*WRITTEN TASK*
Copy out the records below word for word, starting at the line that contains "For every button, label, input, icon, or" and ending at the line that contains "header-vastausaktiivisuus-line1: Vastausak —", with both of those lines included.

───── THE DATA

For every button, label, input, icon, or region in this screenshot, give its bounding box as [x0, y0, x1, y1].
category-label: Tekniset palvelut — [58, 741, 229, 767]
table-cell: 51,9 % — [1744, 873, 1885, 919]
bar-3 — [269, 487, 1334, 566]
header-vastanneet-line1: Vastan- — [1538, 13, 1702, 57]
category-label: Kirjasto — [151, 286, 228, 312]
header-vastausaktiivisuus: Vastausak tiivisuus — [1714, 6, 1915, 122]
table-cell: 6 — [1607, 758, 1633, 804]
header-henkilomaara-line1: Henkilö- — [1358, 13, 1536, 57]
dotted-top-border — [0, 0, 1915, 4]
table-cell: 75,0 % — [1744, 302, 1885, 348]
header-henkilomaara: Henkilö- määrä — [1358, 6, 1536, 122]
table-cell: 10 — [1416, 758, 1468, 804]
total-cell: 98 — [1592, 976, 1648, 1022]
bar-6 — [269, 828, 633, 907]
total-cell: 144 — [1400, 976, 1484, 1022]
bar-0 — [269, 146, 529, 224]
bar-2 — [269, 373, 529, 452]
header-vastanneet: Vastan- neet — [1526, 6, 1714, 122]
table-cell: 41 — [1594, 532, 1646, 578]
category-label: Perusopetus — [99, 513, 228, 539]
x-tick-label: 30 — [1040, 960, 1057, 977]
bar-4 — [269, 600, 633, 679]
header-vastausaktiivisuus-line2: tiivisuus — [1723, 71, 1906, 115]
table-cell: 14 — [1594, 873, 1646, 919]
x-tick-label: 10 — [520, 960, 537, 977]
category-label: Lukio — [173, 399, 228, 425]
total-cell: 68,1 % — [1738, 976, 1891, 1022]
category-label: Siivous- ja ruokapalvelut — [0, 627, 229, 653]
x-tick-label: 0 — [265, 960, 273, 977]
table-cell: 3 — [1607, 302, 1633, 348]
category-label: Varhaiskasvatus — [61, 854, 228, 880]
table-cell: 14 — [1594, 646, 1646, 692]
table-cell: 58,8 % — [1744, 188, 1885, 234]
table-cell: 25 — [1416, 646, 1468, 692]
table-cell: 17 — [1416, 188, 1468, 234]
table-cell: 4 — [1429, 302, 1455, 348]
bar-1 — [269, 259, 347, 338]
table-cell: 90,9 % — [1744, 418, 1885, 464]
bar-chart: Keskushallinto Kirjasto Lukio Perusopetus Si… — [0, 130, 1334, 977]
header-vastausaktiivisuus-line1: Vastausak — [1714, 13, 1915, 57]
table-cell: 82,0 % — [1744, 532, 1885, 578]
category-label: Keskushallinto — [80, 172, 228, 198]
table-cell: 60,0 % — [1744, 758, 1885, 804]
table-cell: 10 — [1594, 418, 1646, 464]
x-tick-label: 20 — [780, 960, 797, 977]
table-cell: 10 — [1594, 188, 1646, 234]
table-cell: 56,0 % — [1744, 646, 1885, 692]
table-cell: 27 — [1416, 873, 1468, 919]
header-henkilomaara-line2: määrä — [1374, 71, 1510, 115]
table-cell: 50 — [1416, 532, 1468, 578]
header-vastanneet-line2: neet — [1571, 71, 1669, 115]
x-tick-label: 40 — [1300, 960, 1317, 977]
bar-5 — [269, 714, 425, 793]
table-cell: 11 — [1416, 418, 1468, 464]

──────────
───── THE DATA

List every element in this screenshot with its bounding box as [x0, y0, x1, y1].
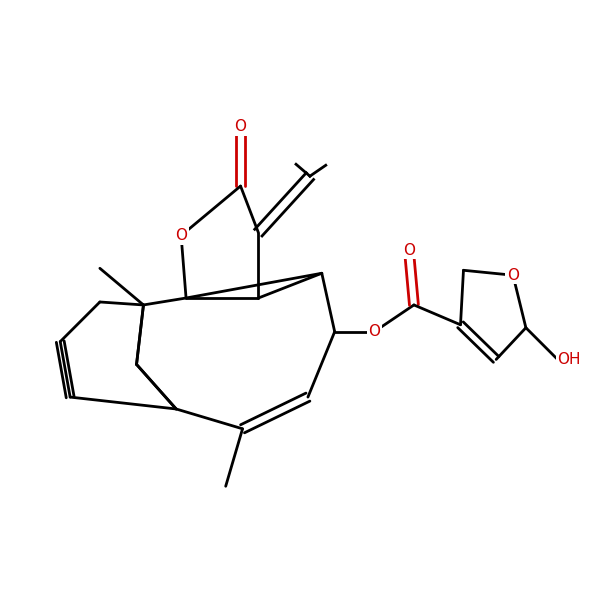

──────────

*WORKED SOLUTION*
For every button, label, input, icon, or region in this screenshot, give its bounding box as [x0, y0, x1, y1].
category-label: Tekniset palvelut — [58, 741, 229, 767]
table-cell: 51,9 % — [1744, 873, 1885, 919]
bar-3 — [269, 487, 1334, 566]
header-vastanneet-line1: Vastan- — [1538, 13, 1702, 57]
category-label: Kirjasto — [151, 286, 228, 312]
header-vastausaktiivisuus: Vastausak tiivisuus — [1714, 6, 1915, 122]
table-cell: 6 — [1607, 758, 1633, 804]
header-henkilomaara-line1: Henkilö- — [1358, 13, 1536, 57]
dotted-top-border — [0, 0, 1915, 4]
table-cell: 75,0 % — [1744, 302, 1885, 348]
header-henkilomaara: Henkilö- määrä — [1358, 6, 1536, 122]
table-cell: 10 — [1416, 758, 1468, 804]
total-cell: 98 — [1592, 976, 1648, 1022]
bar-6 — [269, 828, 633, 907]
total-cell: 144 — [1400, 976, 1484, 1022]
bar-0 — [269, 146, 529, 224]
bar-2 — [269, 373, 529, 452]
header-vastanneet: Vastan- neet — [1526, 6, 1714, 122]
table-cell: 41 — [1594, 532, 1646, 578]
category-label: Perusopetus — [99, 513, 228, 539]
x-tick-label: 30 — [1040, 960, 1057, 977]
bar-4 — [269, 600, 633, 679]
header-vastausaktiivisuus-line2: tiivisuus — [1723, 71, 1906, 115]
table-cell: 14 — [1594, 873, 1646, 919]
x-tick-label: 10 — [520, 960, 537, 977]
category-label: Lukio — [173, 399, 228, 425]
total-cell: 68,1 % — [1738, 976, 1891, 1022]
category-label: Siivous- ja ruokapalvelut — [0, 627, 229, 653]
x-tick-label: 0 — [265, 960, 273, 977]
table-cell: 3 — [1607, 302, 1633, 348]
category-label: Varhaiskasvatus — [61, 854, 228, 880]
table-cell: 14 — [1594, 646, 1646, 692]
table-cell: 58,8 % — [1744, 188, 1885, 234]
table-cell: 25 — [1416, 646, 1468, 692]
table-cell: 17 — [1416, 188, 1468, 234]
table-cell: 4 — [1429, 302, 1455, 348]
bar-1 — [269, 259, 347, 338]
table-cell: 90,9 % — [1744, 418, 1885, 464]
bar-chart: Keskushallinto Kirjasto Lukio Perusopetus Si… — [0, 130, 1334, 977]
header-vastausaktiivisuus-line1: Vastausak — [1714, 13, 1915, 57]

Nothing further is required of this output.